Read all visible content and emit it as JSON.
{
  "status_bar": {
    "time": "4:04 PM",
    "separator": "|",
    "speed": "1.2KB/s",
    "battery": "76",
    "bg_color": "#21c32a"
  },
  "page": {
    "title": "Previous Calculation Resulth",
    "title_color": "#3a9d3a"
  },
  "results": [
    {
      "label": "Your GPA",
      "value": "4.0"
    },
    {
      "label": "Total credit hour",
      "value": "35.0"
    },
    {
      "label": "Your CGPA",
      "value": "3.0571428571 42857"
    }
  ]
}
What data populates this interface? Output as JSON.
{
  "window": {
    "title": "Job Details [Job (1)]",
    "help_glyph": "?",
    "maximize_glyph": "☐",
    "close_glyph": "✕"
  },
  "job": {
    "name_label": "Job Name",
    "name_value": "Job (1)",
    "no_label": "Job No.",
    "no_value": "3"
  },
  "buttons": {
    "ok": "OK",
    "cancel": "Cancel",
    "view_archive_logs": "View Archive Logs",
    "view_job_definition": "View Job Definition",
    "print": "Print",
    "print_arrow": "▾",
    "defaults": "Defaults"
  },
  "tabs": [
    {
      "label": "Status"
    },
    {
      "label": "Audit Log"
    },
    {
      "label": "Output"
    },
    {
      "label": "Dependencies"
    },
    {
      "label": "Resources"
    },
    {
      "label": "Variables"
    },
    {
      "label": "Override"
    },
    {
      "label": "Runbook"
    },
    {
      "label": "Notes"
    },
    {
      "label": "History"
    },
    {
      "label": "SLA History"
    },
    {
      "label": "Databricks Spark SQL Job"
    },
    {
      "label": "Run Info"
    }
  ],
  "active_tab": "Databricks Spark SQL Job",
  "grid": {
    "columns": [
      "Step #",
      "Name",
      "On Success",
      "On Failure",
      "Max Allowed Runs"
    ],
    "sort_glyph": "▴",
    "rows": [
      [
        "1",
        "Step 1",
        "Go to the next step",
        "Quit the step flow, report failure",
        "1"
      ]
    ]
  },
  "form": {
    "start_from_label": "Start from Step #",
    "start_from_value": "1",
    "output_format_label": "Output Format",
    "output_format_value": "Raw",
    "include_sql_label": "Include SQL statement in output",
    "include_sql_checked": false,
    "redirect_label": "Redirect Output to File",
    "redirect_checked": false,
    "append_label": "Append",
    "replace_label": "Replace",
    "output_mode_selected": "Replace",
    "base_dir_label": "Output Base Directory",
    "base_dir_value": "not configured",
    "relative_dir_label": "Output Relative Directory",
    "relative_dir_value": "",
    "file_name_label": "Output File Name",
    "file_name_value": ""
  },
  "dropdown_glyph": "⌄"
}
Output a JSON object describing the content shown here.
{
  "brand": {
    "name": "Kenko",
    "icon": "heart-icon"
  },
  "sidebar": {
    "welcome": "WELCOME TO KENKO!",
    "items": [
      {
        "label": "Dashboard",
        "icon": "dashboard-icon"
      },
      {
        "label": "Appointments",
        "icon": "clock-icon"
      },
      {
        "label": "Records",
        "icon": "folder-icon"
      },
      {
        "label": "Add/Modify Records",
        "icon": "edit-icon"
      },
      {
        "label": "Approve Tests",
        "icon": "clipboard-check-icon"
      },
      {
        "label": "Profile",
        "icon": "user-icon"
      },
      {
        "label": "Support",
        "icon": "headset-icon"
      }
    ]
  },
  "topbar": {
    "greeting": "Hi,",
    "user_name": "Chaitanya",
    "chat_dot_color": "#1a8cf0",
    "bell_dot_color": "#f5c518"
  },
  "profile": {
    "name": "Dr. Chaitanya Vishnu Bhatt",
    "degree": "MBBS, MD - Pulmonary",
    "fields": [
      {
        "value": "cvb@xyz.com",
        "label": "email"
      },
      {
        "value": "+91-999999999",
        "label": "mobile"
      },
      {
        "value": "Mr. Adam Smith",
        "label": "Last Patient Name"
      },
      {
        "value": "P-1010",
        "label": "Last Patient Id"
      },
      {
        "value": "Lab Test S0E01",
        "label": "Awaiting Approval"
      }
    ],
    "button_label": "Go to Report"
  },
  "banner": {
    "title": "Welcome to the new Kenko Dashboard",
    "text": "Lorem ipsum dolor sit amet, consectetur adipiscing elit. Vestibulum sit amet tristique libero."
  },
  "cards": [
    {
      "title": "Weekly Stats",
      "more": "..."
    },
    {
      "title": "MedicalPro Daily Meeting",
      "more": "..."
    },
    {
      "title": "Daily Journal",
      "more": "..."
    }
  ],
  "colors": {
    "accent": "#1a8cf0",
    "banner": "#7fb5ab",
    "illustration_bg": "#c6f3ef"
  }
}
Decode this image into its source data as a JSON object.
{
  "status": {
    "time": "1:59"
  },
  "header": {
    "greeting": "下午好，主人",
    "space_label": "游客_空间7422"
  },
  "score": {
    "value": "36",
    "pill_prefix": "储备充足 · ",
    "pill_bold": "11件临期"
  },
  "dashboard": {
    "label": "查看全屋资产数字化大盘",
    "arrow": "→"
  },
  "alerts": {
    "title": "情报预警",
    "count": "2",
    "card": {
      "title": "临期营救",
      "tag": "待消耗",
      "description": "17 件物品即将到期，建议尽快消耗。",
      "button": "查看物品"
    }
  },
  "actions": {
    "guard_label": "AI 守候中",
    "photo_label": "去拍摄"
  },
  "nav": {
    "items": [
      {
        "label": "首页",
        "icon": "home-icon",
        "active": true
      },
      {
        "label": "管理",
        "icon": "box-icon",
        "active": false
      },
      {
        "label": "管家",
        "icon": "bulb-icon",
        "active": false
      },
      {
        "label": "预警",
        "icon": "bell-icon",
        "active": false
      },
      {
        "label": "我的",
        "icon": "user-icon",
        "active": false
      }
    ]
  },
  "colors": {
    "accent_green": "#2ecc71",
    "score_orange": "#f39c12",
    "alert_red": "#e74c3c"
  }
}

***

* _Task goal_: Retype all the records, matching them exactly.

* _Solution for this exercise_:
Read all visible content and emit it as JSON.
{
  "status_bar": {
    "time": "4:04 PM",
    "separator": "|",
    "speed": "1.2KB/s",
    "battery": "76",
    "bg_color": "#21c32a"
  },
  "page": {
    "title": "Previous Calculation Resulth",
    "title_color": "#3a9d3a"
  },
  "results": [
    {
      "label": "Your GPA",
      "value": "4.0"
    },
    {
      "label": "Total credit hour",
      "value": "35.0"
    },
    {
      "label": "Your CGPA",
      "value": "3.0571428571 42857"
    }
  ]
}
What data populates this interface? Output as JSON.
{
  "window": {
    "title": "Job Details [Job (1)]",
    "help_glyph": "?",
    "maximize_glyph": "☐",
    "close_glyph": "✕"
  },
  "job": {
    "name_label": "Job Name",
    "name_value": "Job (1)",
    "no_label": "Job No.",
    "no_value": "3"
  },
  "buttons": {
    "ok": "OK",
    "cancel": "Cancel",
    "view_archive_logs": "View Archive Logs",
    "view_job_definition": "View Job Definition",
    "print": "Print",
    "print_arrow": "▾",
    "defaults": "Defaults"
  },
  "tabs": [
    {
      "label": "Status"
    },
    {
      "label": "Audit Log"
    },
    {
      "label": "Output"
    },
    {
      "label": "Dependencies"
    },
    {
      "label": "Resources"
    },
    {
      "label": "Variables"
    },
    {
      "label": "Override"
    },
    {
      "label": "Runbook"
    },
    {
      "label": "Notes"
    },
    {
      "label": "History"
    },
    {
      "label": "SLA History"
    },
    {
      "label": "Databricks Spark SQL Job"
    },
    {
      "label": "Run Info"
    }
  ],
  "active_tab": "Databricks Spark SQL Job",
  "grid": {
    "columns": [
      "Step #",
      "Name",
      "On Success",
      "On Failure",
      "Max Allowed Runs"
    ],
    "sort_glyph": "▴",
    "rows": [
      [
        "1",
        "Step 1",
        "Go to the next step",
        "Quit the step flow, report failure",
        "1"
      ]
    ]
  },
  "form": {
    "start_from_label": "Start from Step #",
    "start_from_value": "1",
    "output_format_label": "Output Format",
    "output_format_value": "Raw",
    "include_sql_label": "Include SQL statement in output",
    "include_sql_checked": false,
    "redirect_label": "Redirect Output to File",
    "redirect_checked": false,
    "append_label": "Append",
    "replace_label": "Replace",
    "output_mode_selected": "Replace",
    "base_dir_label": "Output Base Directory",
    "base_dir_value": "not configured",
    "relative_dir_label": "Output Relative Directory",
    "relative_dir_value": "",
    "file_name_label": "Output File Name",
    "file_name_value": ""
  },
  "dropdown_glyph": "⌄"
}
Output a JSON object describing the content shown here.
{
  "brand": {
    "name": "Kenko",
    "icon": "heart-icon"
  },
  "sidebar": {
    "welcome": "WELCOME TO KENKO!",
    "items": [
      {
        "label": "Dashboard",
        "icon": "dashboard-icon"
      },
      {
        "label": "Appointments",
        "icon": "clock-icon"
      },
      {
        "label": "Records",
        "icon": "folder-icon"
      },
      {
        "label": "Add/Modify Records",
        "icon": "edit-icon"
      },
      {
        "label": "Approve Tests",
        "icon": "clipboard-check-icon"
      },
      {
        "label": "Profile",
        "icon": "user-icon"
      },
      {
        "label": "Support",
        "icon": "headset-icon"
      }
    ]
  },
  "topbar": {
    "greeting": "Hi,",
    "user_name": "Chaitanya",
    "chat_dot_color": "#1a8cf0",
    "bell_dot_color": "#f5c518"
  },
  "profile": {
    "name": "Dr. Chaitanya Vishnu Bhatt",
    "degree": "MBBS, MD - Pulmonary",
    "fields": [
      {
        "value": "cvb@xyz.com",
        "label": "email"
      },
      {
        "value": "+91-999999999",
        "label": "mobile"
      },
      {
        "value": "Mr. Adam Smith",
        "label": "Last Patient Name"
      },
      {
        "value": "P-1010",
        "label": "Last Patient Id"
      },
      {
        "value": "Lab Test S0E01",
        "label": "Awaiting Approval"
      }
    ],
    "button_label": "Go to Report"
  },
  "banner": {
    "title": "Welcome to the new Kenko Dashboard",
    "text": "Lorem ipsum dolor sit amet, consectetur adipiscing elit. Vestibulum sit amet tristique libero."
  },
  "cards": [
    {
      "title": "Weekly Stats",
      "more": "..."
    },
    {
      "title": "MedicalPro Daily Meeting",
      "more": "..."
    },
    {
      "title": "Daily Journal",
      "more": "..."
    }
  ],
  "colors": {
    "accent": "#1a8cf0",
    "banner": "#7fb5ab",
    "illustration_bg": "#c6f3ef"
  }
}
Decode this image into its source data as a JSON object.
{
  "status": {
    "time": "1:59"
  },
  "header": {
    "greeting": "下午好，主人",
    "space_label": "游客_空间7422"
  },
  "score": {
    "value": "36",
    "pill_prefix": "储备充足 · ",
    "pill_bold": "11件临期"
  },
  "dashboard": {
    "label": "查看全屋资产数字化大盘",
    "arrow": "→"
  },
  "alerts": {
    "title": "情报预警",
    "count": "2",
    "card": {
      "title": "临期营救",
      "tag": "待消耗",
      "description": "17 件物品即将到期，建议尽快消耗。",
      "button": "查看物品"
    }
  },
  "actions": {
    "guard_label": "AI 守候中",
    "photo_label": "去拍摄"
  },
  "nav": {
    "items": [
      {
        "label": "首页",
        "icon": "home-icon",
        "active": true
      },
      {
        "label": "管理",
        "icon": "box-icon",
        "active": false
      },
      {
        "label": "管家",
        "icon": "bulb-icon",
        "active": false
      },
      {
        "label": "预警",
        "icon": "bell-icon",
        "active": false
      },
      {
        "label": "我的",
        "icon": "user-icon",
        "active": false
      }
    ]
  },
  "colors": {
    "accent_green": "#2ecc71",
    "score_orange": "#f39c12",
    "alert_red": "#e74c3c"
  }
}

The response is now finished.